_Passage provided_.
++++++++
Uncommon Women and Others
An episodic retelling of one year in the lives of seven seniors and one freshman at Mount Holyoke College in the early '70s, Wendy Wasserstein's first professional play is a smart, entertaining show about the terrifying transition from academic life to reality. Director Julie Akers assembled a remarkably talented ensemble of local actresses for this production, including Val Landrum as Rita, a sex-obsessed and directionless would-be writer, and Laura Faye Smith as Leilah, a nervous, hardworking student who turns to anthropology as an escape from a culture she finds stifling. There's not a weak link to be found among the ensemble, who trade barbs and reminiscences on a refreshingly minimalist (and nicely lit) set. BEN WATERHOUSE. Profile Theatre Project at Theater! Theatre!, 3430 SE Belmont St., 242-0080. 8 pm Thursdays-Saturdays, 2 pm Sundays. Closes June 17. $10-$28.
What I Heard About Iraq
[ONE NIGHT ONLY] Sean Levy's real-life drama about the present war returns for one more night. Readers Theatre Repertory at First Unitarian Church, 1211 SW Main St., 788-5366. 8 pm Friday, June 8. $5-$20.
Wonder of the World
[OPENS FRIDAY] Maniac playwright David Lindsay-Abaire (Fuddy Meers) crafts his usual weirdness, this time at Niagra Falls. Integrity Productions at Theater! Theatre!, 3430 SE Belmont St., 286-3456. 8 pm Thursdays-Saturdays, 4 pm Sundays. Opens June 8. $12-$15. Thursdays are "pay what you will."
Comedy
Coolio's Homeland Security System, sketch comedy
Renob Control's latest sketch show includes dance, mime and puppets. Theater! Theatre!, 3430 SE Belmont St., 750-5363. 10:30 pm Fridays-Saturdays. Closes June 16. $7-$9.
Theatresports, improv
The Brody is back! Theatresports resumes for the first time since December. Brody Theater at the CoHo Theater, 2257 NW Raleigh St., 224-0688. 10:30 pm Saturdays. Closes June 23. $8.
Classical
Old Church Sack Lunch Concert
Trios by J.S. and C.P.E. Bach and others are performed by Portland musicians Mary McCarty, flute; Dale Tolliver, cello; and Michael Barnes, piano, in this informal concert. The Old Church, 1422 SE 11th Ave., 222-2031. Noon Wednesday, June 6. Free (with donation).
Greater Love
For many years, Bruce Browne ruled the Portland choral scene as a revered teacher, pedagogue and conductor. Since his recent retirement from Portland State University in 2005-06, Browne's departure has left a hole in the heart of Portland's choral community, and a question mark looming above the choirs at PSU. Stephen Coker, who comes to PSU from positions at Cincinnati College's Conservatory of Music and Oklahoma City University, leads the PSU Chamber Choir in an ambitious and wide-ranging program including the music of John Ireland, Haydn, Rheinberger, Charles Ives, Ned Rorem and Jeffrey Van. St. Mary's Cathedral of the Immaculate Conception, 1716 NW Davis St., 228-4397. 8 pm Wednesday, June 6. $6-$12, free for PSU students and staff.
++++++++
_Provided material_.
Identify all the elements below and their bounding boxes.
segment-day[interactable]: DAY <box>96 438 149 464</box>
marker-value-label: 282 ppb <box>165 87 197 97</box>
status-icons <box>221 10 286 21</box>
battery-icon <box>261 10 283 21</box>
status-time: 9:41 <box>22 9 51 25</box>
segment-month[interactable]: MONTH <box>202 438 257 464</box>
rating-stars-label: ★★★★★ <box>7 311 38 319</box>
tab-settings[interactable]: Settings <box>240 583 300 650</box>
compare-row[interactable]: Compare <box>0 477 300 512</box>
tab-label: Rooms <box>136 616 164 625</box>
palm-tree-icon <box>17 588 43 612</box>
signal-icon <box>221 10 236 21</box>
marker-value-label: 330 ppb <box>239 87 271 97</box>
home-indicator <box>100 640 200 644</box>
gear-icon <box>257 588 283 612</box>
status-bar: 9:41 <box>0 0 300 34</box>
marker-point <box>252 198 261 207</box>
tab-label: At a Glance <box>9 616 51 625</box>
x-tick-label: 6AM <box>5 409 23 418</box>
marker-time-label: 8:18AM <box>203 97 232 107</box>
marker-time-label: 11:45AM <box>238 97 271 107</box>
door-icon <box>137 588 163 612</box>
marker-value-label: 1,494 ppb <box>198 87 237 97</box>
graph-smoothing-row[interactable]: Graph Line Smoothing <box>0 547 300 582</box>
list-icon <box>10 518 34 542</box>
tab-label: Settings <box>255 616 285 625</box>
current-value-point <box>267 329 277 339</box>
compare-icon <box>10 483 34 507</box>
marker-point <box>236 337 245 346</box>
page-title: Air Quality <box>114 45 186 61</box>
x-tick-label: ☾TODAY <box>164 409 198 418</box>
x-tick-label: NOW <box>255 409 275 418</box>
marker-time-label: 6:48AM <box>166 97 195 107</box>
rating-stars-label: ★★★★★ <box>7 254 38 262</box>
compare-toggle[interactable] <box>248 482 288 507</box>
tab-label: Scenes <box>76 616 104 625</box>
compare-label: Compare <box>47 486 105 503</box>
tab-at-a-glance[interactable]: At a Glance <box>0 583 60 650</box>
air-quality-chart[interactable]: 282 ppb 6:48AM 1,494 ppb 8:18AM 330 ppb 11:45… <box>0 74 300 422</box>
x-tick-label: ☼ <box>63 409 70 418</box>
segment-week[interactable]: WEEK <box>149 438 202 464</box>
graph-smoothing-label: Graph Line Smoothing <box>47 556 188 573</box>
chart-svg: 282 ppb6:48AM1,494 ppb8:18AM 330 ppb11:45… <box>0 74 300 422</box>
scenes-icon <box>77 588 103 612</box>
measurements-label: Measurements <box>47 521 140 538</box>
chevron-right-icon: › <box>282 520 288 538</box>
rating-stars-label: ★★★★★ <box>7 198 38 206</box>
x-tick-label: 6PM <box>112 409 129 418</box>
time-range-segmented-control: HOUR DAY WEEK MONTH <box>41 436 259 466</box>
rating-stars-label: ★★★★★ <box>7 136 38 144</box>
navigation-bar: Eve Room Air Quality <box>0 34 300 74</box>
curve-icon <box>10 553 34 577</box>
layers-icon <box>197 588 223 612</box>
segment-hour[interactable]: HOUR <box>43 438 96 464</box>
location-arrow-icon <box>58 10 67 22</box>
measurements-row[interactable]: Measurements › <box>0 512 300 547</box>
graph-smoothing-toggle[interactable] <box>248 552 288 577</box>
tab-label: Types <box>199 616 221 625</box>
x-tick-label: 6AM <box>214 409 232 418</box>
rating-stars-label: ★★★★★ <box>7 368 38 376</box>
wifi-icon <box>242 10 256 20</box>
++++++++
_What to work on_.
Extend the Portland arts listings past their final entry, picking up right after the line about free admission for PSU students and staff. The items have no role in what is asked here.

_Answer to this problem_.
An Evening with Nicholas Crosa and Evan Solomon
Violinist Nicholas Crosa and Juilliard-trained pianist Evan Solomon present a recital including sonatas by Mozart and Saint-Saëns and more popular works by Sarasate. Kaul Auditorium at Reed College, 3202 SE Woodstock Blvd., 224-4400. 7:30 pm Thursday, June 7. $10-$20.
All-Beethoven Concert
Portland Chamber Orchestra celebrates 60 years of music-making by teaming up with that granddaddy of Portland choral ensembles, the Portland Symphonic Choir, to perform those granddaddies of choral/orchestral repertoire: Beethoven's Ninth Symphony and Choral Fantasy, with first-rate features soloists like Angela Niederloh and Charles Robert Stevens. See box, page 66, for more details. Arlene Schnitzer Concert Hall, 1037 SW Broadway, 771-3250. 7:30 pm Saturday, June 9. $16-$60.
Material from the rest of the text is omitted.